--- Start Data entries ---

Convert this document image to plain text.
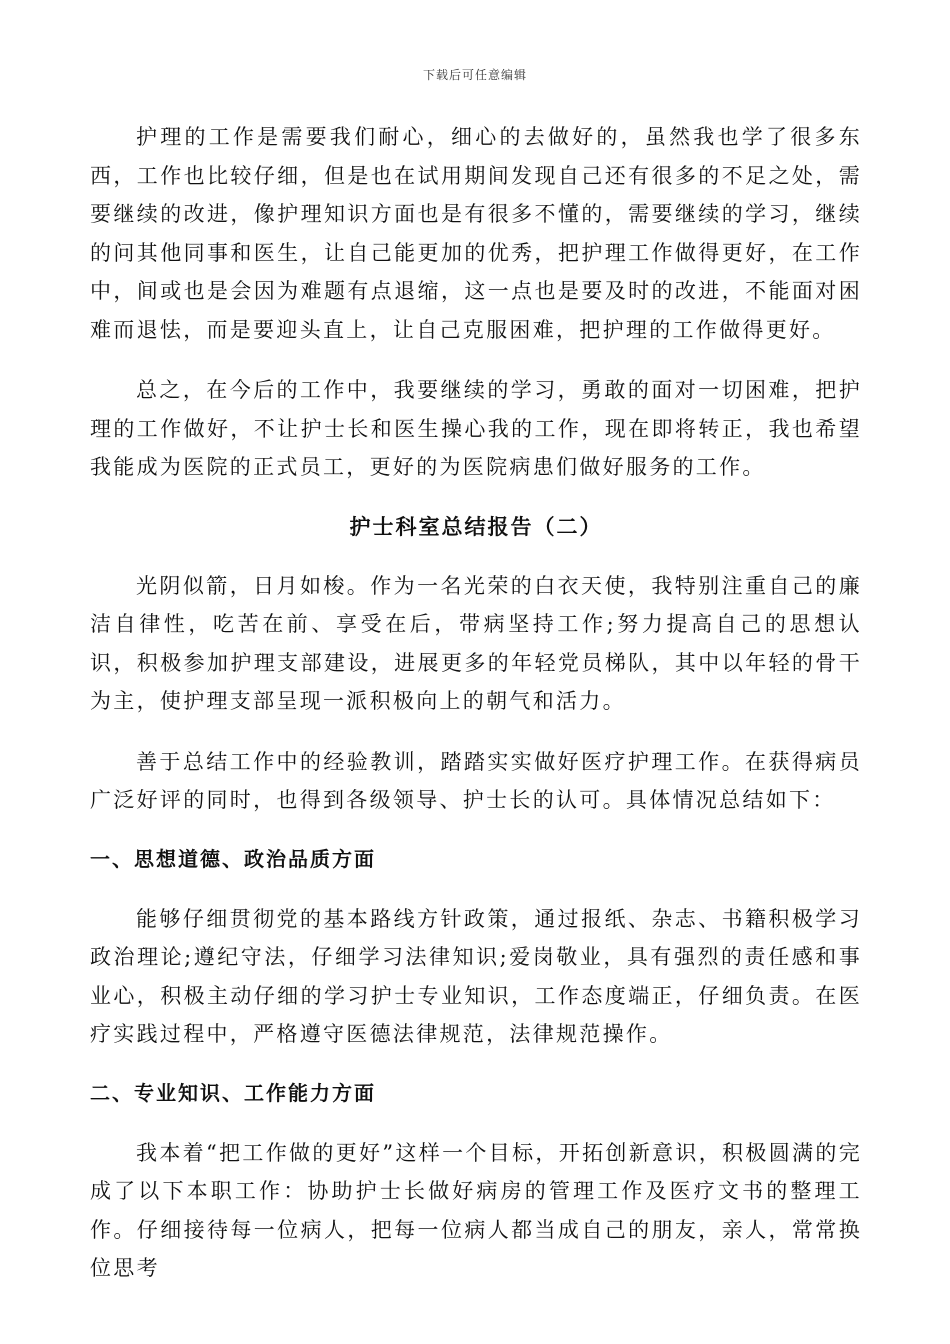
下载后可任意编辑

护理的工作是需要我们耐心，细心的去做好的，虽然我也学了很多东西，工作也比较仔细，但是也在试用期间发现自己还有很多的不足之处，需要继续的改进，像护理知识方面也是有很多不懂的，需要继续的学习，继续的问其他同事和医生，让自己能更加的优秀，把护理工作做得更好，在工作中，间或也是会因为难题有点退缩，这一点也是要及时的改进，不能面对困难而退怯，而是要迎头直上，让自己克服困难，把护理的工作做得更好。

总之，在今后的工作中，我要继续的学习，勇敢的面对一切困难，把护理的工作做好，不让护士长和医生操心我的工作，现在即将转正，我也希望我能成为医院的正式员工，更好的为医院病患们做好服务的工作。

护士科室总结报告（二）

光阴似箭，日月如梭。作为一名光荣的白衣天使，我特别注重自己的廉洁自律性，吃苦在前、享受在后，带病坚持工作;努力提高自己的思想认识，积极参加护理支部建设，进展更多的年轻党员梯队，其中以年轻的骨干为主，使护理支部呈现一派积极向上的朝气和活力。

善于总结工作中的经验教训，踏踏实实做好医疗护理工作。在获得病员广泛好评的同时，也得到各级领导、护士长的认可。具体情况总结如下：

一、思想道德、政治品质方面

能够仔细贯彻党的基本路线方针政策，通过报纸、杂志、书籍积极学习政治理论;遵纪守法，仔细学习法律知识;爱岗敬业，具有强烈的责任感和事业心，积极主动仔细的学习护士专业知识，工作态度端正，仔细负责。在医疗实践过程中，严格遵守医德法律规范，法律规范操作。

二、专业知识、工作能力方面

我本着“把工作做的更好”这样一个目标，开拓创新意识，积极圆满的完成了以下本职工作：协助护士长做好病房的管理工作及医疗文书的整理工作。仔细接待每一位病人，把每一位病人都当成自己的朋友，亲人，常常换位思考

--- End Data entries ---

> Problem to solve
Leave the pictures out and output the rest of the listing exactly.

> Exercise answer
Convert this document image to plain text.
下载后可任意编辑

护理的工作是需要我们耐心，细心的去做好的，虽然我也学了很多东西，工作也比较仔细，但是也在试用期间发现自己还有很多的不足之处，需要继续的改进，像护理知识方面也是有很多不懂的，需要继续的学习，继续的问其他同事和医生，让自己能更加的优秀，把护理工作做得更好，在工作中，间或也是会因为难题有点退缩，这一点也是要及时的改进，不能面对困难而退怯，而是要迎头直上，让自己克服困难，把护理的工作做得更好。

总之，在今后的工作中，我要继续的学习，勇敢的面对一切困难，把护理的工作做好，不让护士长和医生操心我的工作，现在即将转正，我也希望我能成为医院的正式员工，更好的为医院病患们做好服务的工作。

护士科室总结报告（二）

光阴似箭，日月如梭。作为一名光荣的白衣天使，我特别注重自己的廉洁自律性，吃苦在前、享受在后，带病坚持工作;努力提高自己的思想认识，积极参加护理支部建设，进展更多的年轻党员梯队，其中以年轻的骨干为主，使护理支部呈现一派积极向上的朝气和活力。

善于总结工作中的经验教训，踏踏实实做好医疗护理工作。在获得病员广泛好评的同时，也得到各级领导、护士长的认可。具体情况总结如下：

一、思想道德、政治品质方面

能够仔细贯彻党的基本路线方针政策，通过报纸、杂志、书籍积极学习政治理论;遵纪守法，仔细学习法律知识;爱岗敬业，具有强烈的责任感和事业心，积极主动仔细的学习护士专业知识，工作态度端正，仔细负责。在医疗实践过程中，严格遵守医德法律规范，法律规范操作。

二、专业知识、工作能力方面

我本着“把工作做的更好”这样一个目标，开拓创新意识，积极圆满的完成了以下本职工作：协助护士长做好病房的管理工作及医疗文书的整理工作。仔细接待每一位病人，把每一位病人都当成自己的朋友，亲人，常常换位思考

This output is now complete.